- _EXERCISE PROMPT_: Convert the lines between the line holding "value-label: 36 %: [642, 395, 722, 429]" and the line holding "category-label: Weiß nicht", inclusive, into a numbered list, leaving out any blank lines.

- _Layout element annotations_:
┌──

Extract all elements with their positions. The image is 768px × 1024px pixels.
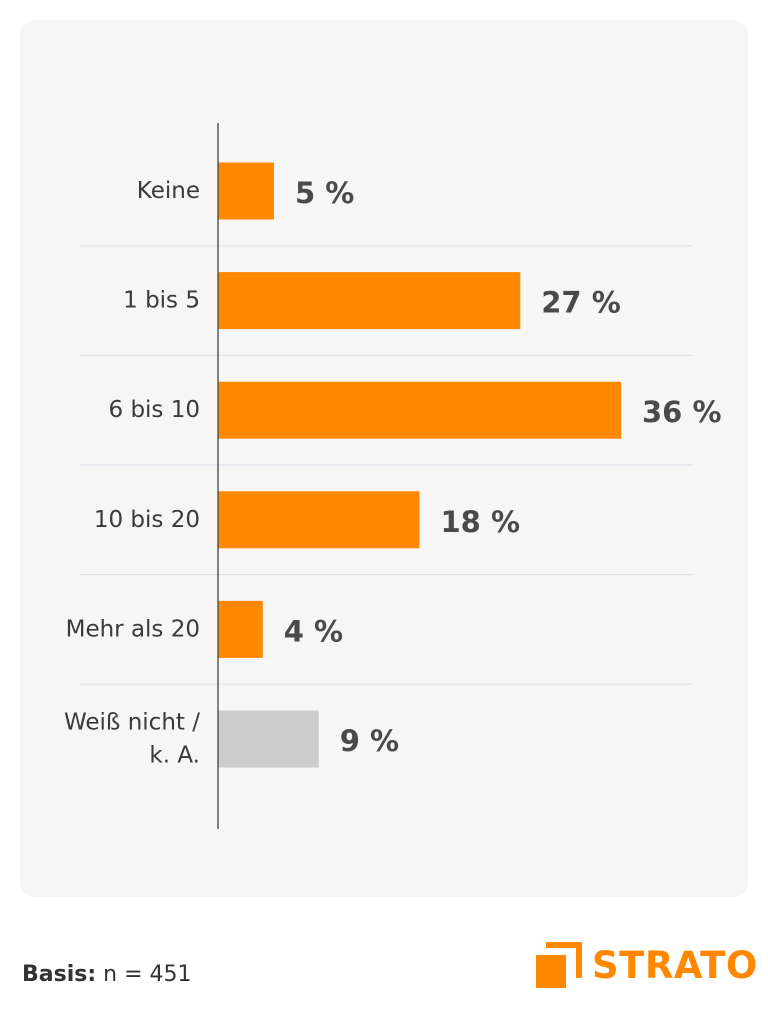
value-label: 36 %: [642, 395, 722, 429]
bar-6: [218, 710, 319, 768]
value-label: 5 %: [295, 176, 354, 210]
category-label: Keine: [137, 178, 200, 204]
value-label: 9 %: [340, 724, 399, 758]
strato-logo-icon: [536, 942, 582, 988]
category-label: Mehr als 20: [66, 616, 200, 642]
value-label: 18 %: [441, 505, 521, 539]
strato-logo: STRATO: [536, 942, 758, 988]
category-label: 10 bis 20: [94, 507, 200, 533]
value-label: 27 %: [541, 286, 621, 320]
category-label: k. A.: [149, 743, 200, 769]
strato-logo-text: STRATO: [592, 943, 758, 987]
category-label: Weiß nicht /: [64, 710, 200, 736]
bar-5: [218, 600, 263, 658]
bar-3: [218, 381, 621, 439]
value-label: 4 %: [284, 614, 343, 648]
category-label: 6 bis 10: [109, 397, 201, 423]
bar-1: [218, 162, 274, 220]
bar-4: [218, 491, 420, 549]
basis-value: n = 451: [103, 962, 192, 987]
bar-chart: Keine 5 % 1 bis 5 27 % 6 bis 10 36 % 10 bis 20…: [64, 123, 722, 829]
basis-label: Basis:: [22, 962, 97, 987]
category-label: 1 bis 5: [123, 288, 200, 314]
chart-card: Keine 5 % 1 bis 5 27 % 6 bis 10 36 % 10 bis 20…: [20, 20, 748, 897]
basis-note: Basis: n = 451: [22, 962, 192, 987]
bar-2: [218, 272, 521, 330]
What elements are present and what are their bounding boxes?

└──

- _OUTPUT FOR THIS TASK_:
1. value-label: 36 %: [642, 395, 722, 429]
2. bar-6: [218, 710, 319, 768]
3. value-label: 5 %: [295, 176, 354, 210]
4. category-label: Keine: [137, 178, 200, 204]
5. value-label: 9 %: [340, 724, 399, 758]
6. strato-logo-icon: [536, 942, 582, 988]
7. category-label: Mehr als 20: [66, 616, 200, 642]
8. value-label: 18 %: [441, 505, 521, 539]
9. strato-logo: STRATO: [536, 942, 758, 988]
10. category-label: 10 bis 20: [94, 507, 200, 533]
11. value-label: 27 %: [541, 286, 621, 320]
12. category-label: k. A.: [149, 743, 200, 769]
13. strato-logo-text: STRATO: [592, 943, 758, 987]
14. category-label: Weiß nicht /: [64, 710, 200, 736]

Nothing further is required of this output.